[Work to complete]: Which lines contain the string "služby"? Please list every one of them.
━━━━━━━━━━━━━━━━━━━━
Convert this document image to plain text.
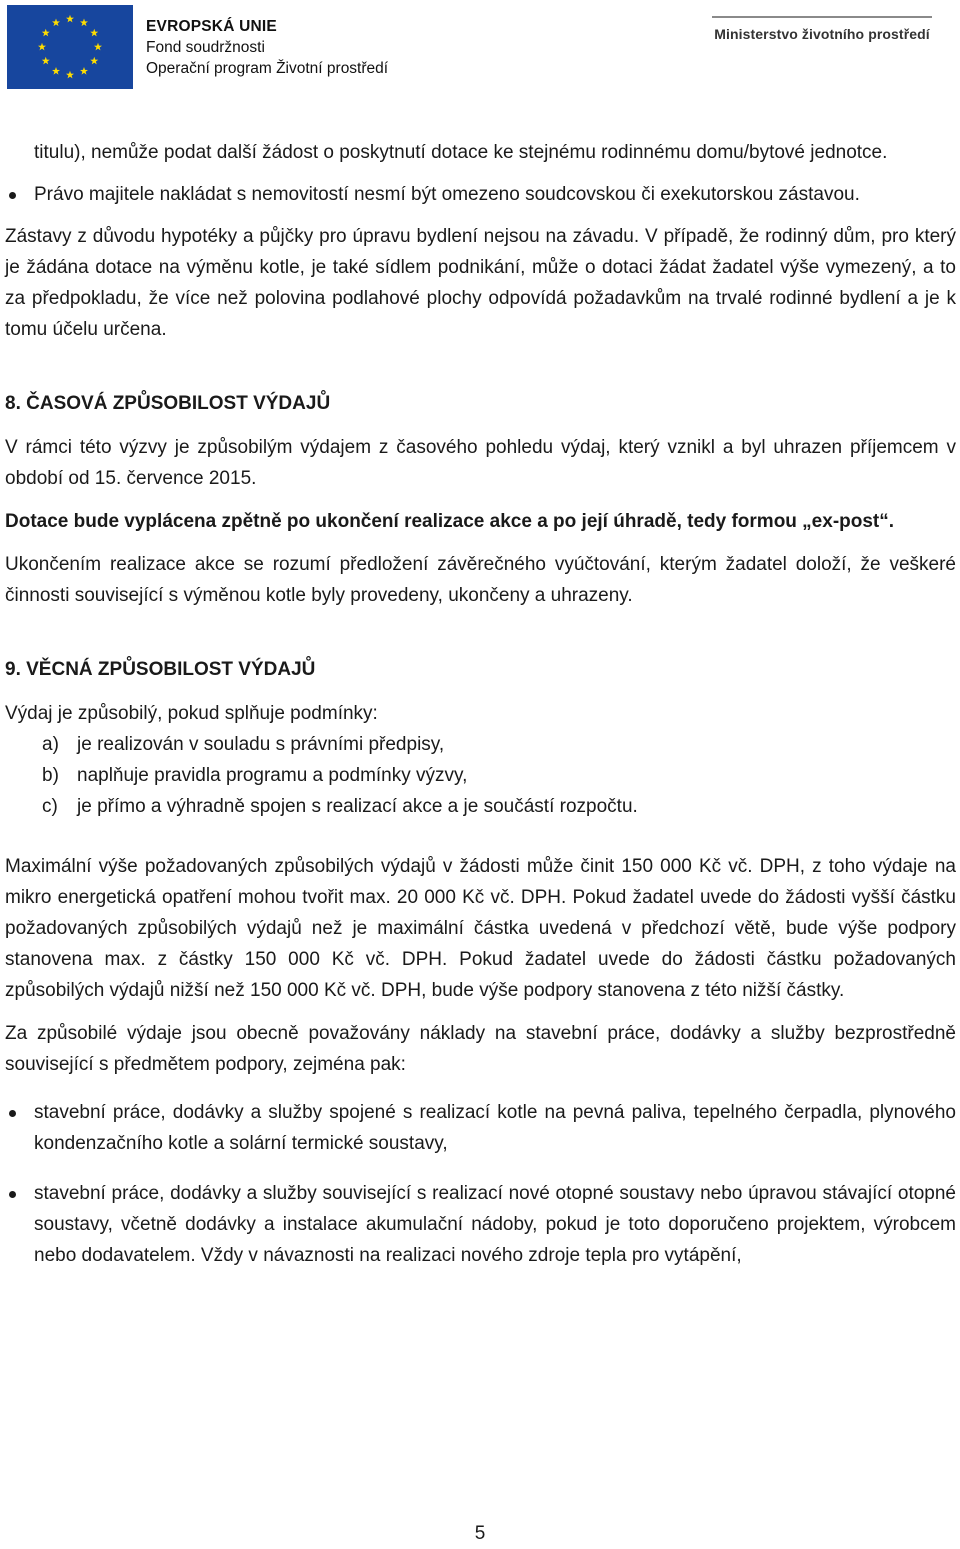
EVROPSKÁ UNIE
Fond soudržnosti
Operační program Životní prostředí
Ministerstvo životního prostředí

titulu), nemůže podat další žádost o poskytnutí dotace ke stejnému rodinnému domu/bytové jednotce.

Právo majitele nakládat s nemovitostí nesmí být omezeno soudcovskou či exekutorskou zástavou.

Zástavy z důvodu hypotéky a půjčky pro úpravu bydlení nejsou na závadu. V případě, že rodinný dům, pro který je žádána dotace na výměnu kotle, je také sídlem podnikání, může o dotaci žádat žadatel výše vymezený, a to za předpokladu, že více než polovina podlahové plochy odpovídá požadavkům na trvalé rodinné bydlení a je k tomu účelu určena.

8. ČASOVÁ ZPŮSOBILOST VÝDAJŮ

V rámci této výzvy je způsobilým výdajem z časového pohledu výdaj, který vznikl a byl uhrazen příjemcem v období od 15. července 2015.

Dotace bude vyplácena zpětně po ukončení realizace akce a po její úhradě, tedy formou „ex-post“.

Ukončením realizace akce se rozumí předložení závěrečného vyúčtování, kterým žadatel doloží, že veškeré činnosti související s výměnou kotle byly provedeny, ukončeny a uhrazeny.

9. VĚCNÁ ZPŮSOBILOST VÝDAJŮ

Výdaj je způsobilý, pokud splňuje podmínky:

a) je realizován v souladu s právními předpisy,

b) naplňuje pravidla programu a podmínky výzvy,

c) je přímo a výhradně spojen s realizací akce a je součástí rozpočtu.

Maximální výše požadovaných způsobilých výdajů v žádosti může činit 150 000 Kč vč. DPH, z toho výdaje na mikro energetická opatření mohou tvořit max. 20 000 Kč vč. DPH. Pokud žadatel uvede do žádosti vyšší částku požadovaných způsobilých výdajů než je maximální částka uvedená v předchozí větě, bude výše podpory stanovena max. z částky 150 000 Kč vč. DPH. Pokud žadatel uvede do žádosti částku požadovaných způsobilých výdajů nižší než 150 000 Kč vč. DPH, bude výše podpory stanovena z této nižší částky.

Za způsobilé výdaje jsou obecně považovány náklady na stavební práce, dodávky a služby bezprostředně související s předmětem podpory, zejména pak:

stavební práce, dodávky a služby spojené s realizací kotle na pevná paliva, tepelného čerpadla, plynového kondenzačního kotle a solární termické soustavy,

stavební práce, dodávky a služby související s realizací nové otopné soustavy nebo úpravou stávající otopné soustavy, včetně dodávky a instalace akumulační nádoby, pokud je toto doporučeno projektem, výrobcem nebo dodavatelem. Vždy v návaznosti na realizaci nového zdroje tepla pro vytápění,

5
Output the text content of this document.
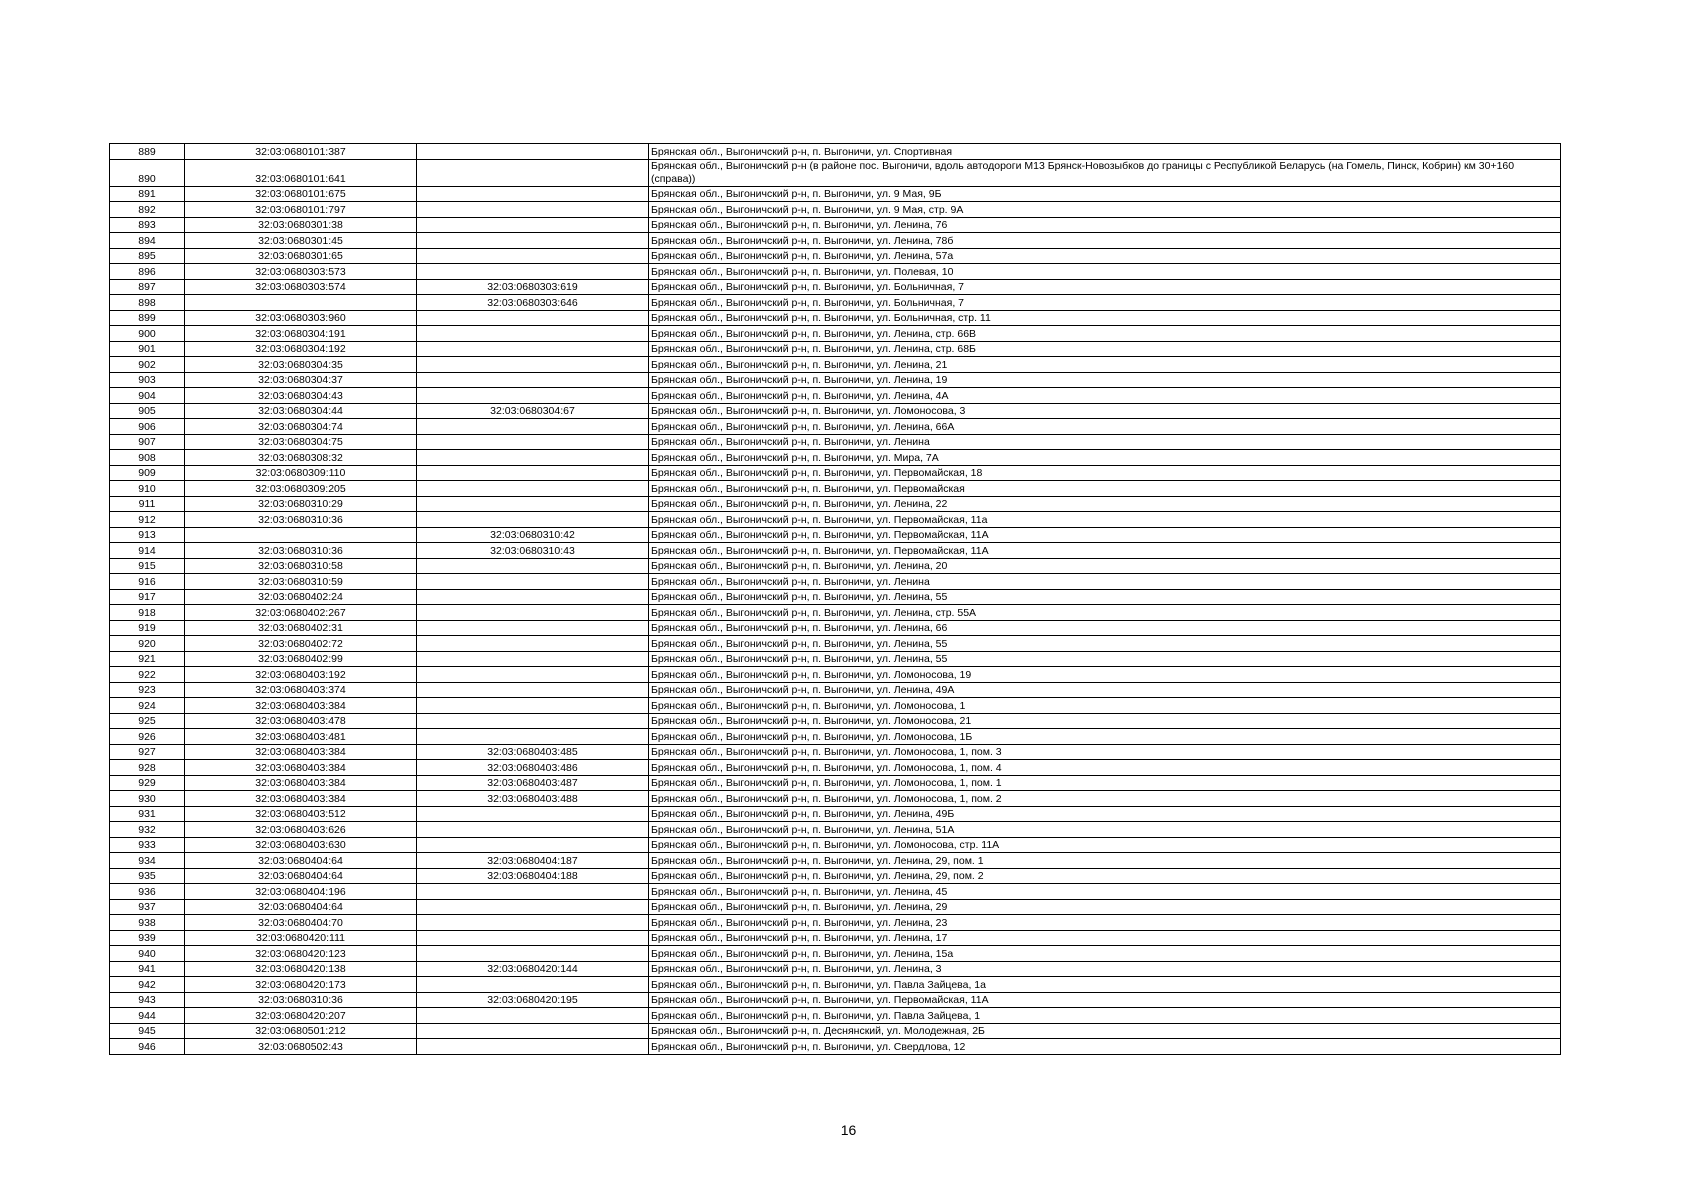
889	32:03:0680101:387		Брянская обл., Выгоничский р-н, п. Выгоничи, ул. Спортивная
890	32:03:0680101:641		Брянская обл., Выгоничский р-н (в районе пос. Выгоничи, вдоль автодороги М13 Брянск-Новозыбков до границы с Республикой Беларусь (на Гомель, Пинск, Кобрин) км 30+160 (справа))
891	32:03:0680101:675		Брянская обл., Выгоничский р-н, п. Выгоничи, ул. 9 Мая, 9Б
892	32:03:0680101:797		Брянская обл., Выгоничский р-н, п. Выгоничи, ул. 9 Мая, стр. 9А
893	32:03:0680301:38		Брянская обл., Выгоничский р-н, п. Выгоничи, ул. Ленина, 76
894	32:03:0680301:45		Брянская обл., Выгоничский р-н, п. Выгоничи, ул. Ленина, 78б
895	32:03:0680301:65		Брянская обл., Выгоничский р-н, п. Выгоничи, ул. Ленина, 57а
896	32:03:0680303:573		Брянская обл., Выгоничский р-н, п. Выгоничи, ул. Полевая, 10
897	32:03:0680303:574	32:03:0680303:619	Брянская обл., Выгоничский р-н, п. Выгоничи, ул. Больничная, 7
898		32:03:0680303:646	Брянская обл., Выгоничский р-н, п. Выгоничи, ул. Больничная, 7
899	32:03:0680303:960		Брянская обл., Выгоничский р-н, п. Выгоничи, ул. Больничная, стр. 11
900	32:03:0680304:191		Брянская обл., Выгоничский р-н, п. Выгоничи, ул. Ленина, стр. 66В
901	32:03:0680304:192		Брянская обл., Выгоничский р-н, п. Выгоничи, ул. Ленина, стр. 68Б
902	32:03:0680304:35		Брянская обл., Выгоничский р-н, п. Выгоничи, ул. Ленина, 21
903	32:03:0680304:37		Брянская обл., Выгоничский р-н, п. Выгоничи, ул. Ленина, 19
904	32:03:0680304:43		Брянская обл., Выгоничский р-н, п. Выгоничи, ул. Ленина, 4А
905	32:03:0680304:44	32:03:0680304:67	Брянская обл., Выгоничский р-н, п. Выгоничи, ул. Ломоносова, 3
906	32:03:0680304:74		Брянская обл., Выгоничский р-н, п. Выгоничи, ул. Ленина, 66А
907	32:03:0680304:75		Брянская обл., Выгоничский р-н, п. Выгоничи, ул. Ленина
908	32:03:0680308:32		Брянская обл., Выгоничский р-н, п. Выгоничи, ул. Мира, 7А
909	32:03:0680309:110		Брянская обл., Выгоничский р-н, п. Выгоничи, ул. Первомайская, 18
910	32:03:0680309:205		Брянская обл., Выгоничский р-н, п. Выгоничи, ул. Первомайская
911	32:03:0680310:29		Брянская обл., Выгоничский р-н, п. Выгоничи, ул. Ленина, 22
912	32:03:0680310:36		Брянская обл., Выгоничский р-н, п. Выгоничи, ул. Первомайская, 11а
913		32:03:0680310:42	Брянская обл., Выгоничский р-н, п. Выгоничи, ул. Первомайская, 11А
914	32:03:0680310:36	32:03:0680310:43	Брянская обл., Выгоничский р-н, п. Выгоничи, ул. Первомайская, 11А
915	32:03:0680310:58		Брянская обл., Выгоничский р-н, п. Выгоничи, ул. Ленина, 20
916	32:03:0680310:59		Брянская обл., Выгоничский р-н, п. Выгоничи, ул. Ленина
917	32:03:0680402:24		Брянская обл., Выгоничский р-н, п. Выгоничи, ул. Ленина, 55
918	32:03:0680402:267		Брянская обл., Выгоничский р-н, п. Выгоничи, ул. Ленина, стр. 55А
919	32:03:0680402:31		Брянская обл., Выгоничский р-н, п. Выгоничи, ул. Ленина, 66
920	32:03:0680402:72		Брянская обл., Выгоничский р-н, п. Выгоничи, ул. Ленина, 55
921	32:03:0680402:99		Брянская обл., Выгоничский р-н, п. Выгоничи, ул. Ленина, 55
922	32:03:0680403:192		Брянская обл., Выгоничский р-н, п. Выгоничи, ул. Ломоносова, 19
923	32:03:0680403:374		Брянская обл., Выгоничский р-н, п. Выгоничи, ул. Ленина, 49А
924	32:03:0680403:384		Брянская обл., Выгоничский р-н, п. Выгоничи, ул. Ломоносова, 1
925	32:03:0680403:478		Брянская обл., Выгоничский р-н, п. Выгоничи, ул. Ломоносова, 21
926	32:03:0680403:481		Брянская обл., Выгоничский р-н, п. Выгоничи, ул. Ломоносова, 1Б
927	32:03:0680403:384	32:03:0680403:485	Брянская обл., Выгоничский р-н, п. Выгоничи, ул. Ломоносова, 1, пом. 3
928	32:03:0680403:384	32:03:0680403:486	Брянская обл., Выгоничский р-н, п. Выгоничи, ул. Ломоносова, 1, пом. 4
929	32:03:0680403:384	32:03:0680403:487	Брянская обл., Выгоничский р-н, п. Выгоничи, ул. Ломоносова, 1, пом. 1
930	32:03:0680403:384	32:03:0680403:488	Брянская обл., Выгоничский р-н, п. Выгоничи, ул. Ломоносова, 1, пом. 2
931	32:03:0680403:512		Брянская обл., Выгоничский р-н, п. Выгоничи, ул. Ленина, 49Б
932	32:03:0680403:626		Брянская обл., Выгоничский р-н, п. Выгоничи, ул. Ленина, 51А
933	32:03:0680403:630		Брянская обл., Выгоничский р-н, п. Выгоничи, ул. Ломоносова, стр. 11А
934	32:03:0680404:64	32:03:0680404:187	Брянская обл., Выгоничский р-н, п. Выгоничи, ул. Ленина, 29, пом. 1
935	32:03:0680404:64	32:03:0680404:188	Брянская обл., Выгоничский р-н, п. Выгоничи, ул. Ленина, 29, пом. 2
936	32:03:0680404:196		Брянская обл., Выгоничский р-н, п. Выгоничи, ул. Ленина, 45
937	32:03:0680404:64		Брянская обл., Выгоничский р-н, п. Выгоничи, ул. Ленина, 29
938	32:03:0680404:70		Брянская обл., Выгоничский р-н, п. Выгоничи, ул. Ленина, 23
939	32:03:0680420:111		Брянская обл., Выгоничский р-н, п. Выгоничи, ул. Ленина, 17
940	32:03:0680420:123		Брянская обл., Выгоничский р-н, п. Выгоничи, ул. Ленина, 15а
941	32:03:0680420:138	32:03:0680420:144	Брянская обл., Выгоничский р-н, п. Выгоничи, ул. Ленина, 3
942	32:03:0680420:173		Брянская обл., Выгоничский р-н, п. Выгоничи, ул. Павла Зайцева, 1а
943	32:03:0680310:36	32:03:0680420:195	Брянская обл., Выгоничский р-н, п. Выгоничи, ул. Первомайская, 11А
944	32:03:0680420:207		Брянская обл., Выгоничский р-н, п. Выгоничи, ул. Павла Зайцева, 1
945	32:03:0680501:212		Брянская обл., Выгоничский р-н, п. Деснянский, ул. Молодежная, 2Б
946	32:03:0680502:43		Брянская обл., Выгоничский р-н, п. Выгоничи, ул. Свердлова, 12
16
━━━━━━━━━━━━━━━━━━━━
[Answer below]:
Za způsobilé výdaje jsou obecně považovány náklady na stavební práce, dodávky a služby bezprostředně související s předmětem podpory, zejména pak:
stavební práce, dodávky a služby spojené s realizací kotle na pevná paliva, tepelného čerpadla, plynového kondenzačního kotle a solární termické soustavy,
stavební práce, dodávky a služby související s realizací nové otopné soustavy nebo úpravou stávající otopné soustavy, včetně dodávky a instalace akumulační nádoby, pokud je toto doporučeno projektem, výrobcem nebo dodavatelem. Vždy v návaznosti na realizaci nového zdroje tepla pro vytápění,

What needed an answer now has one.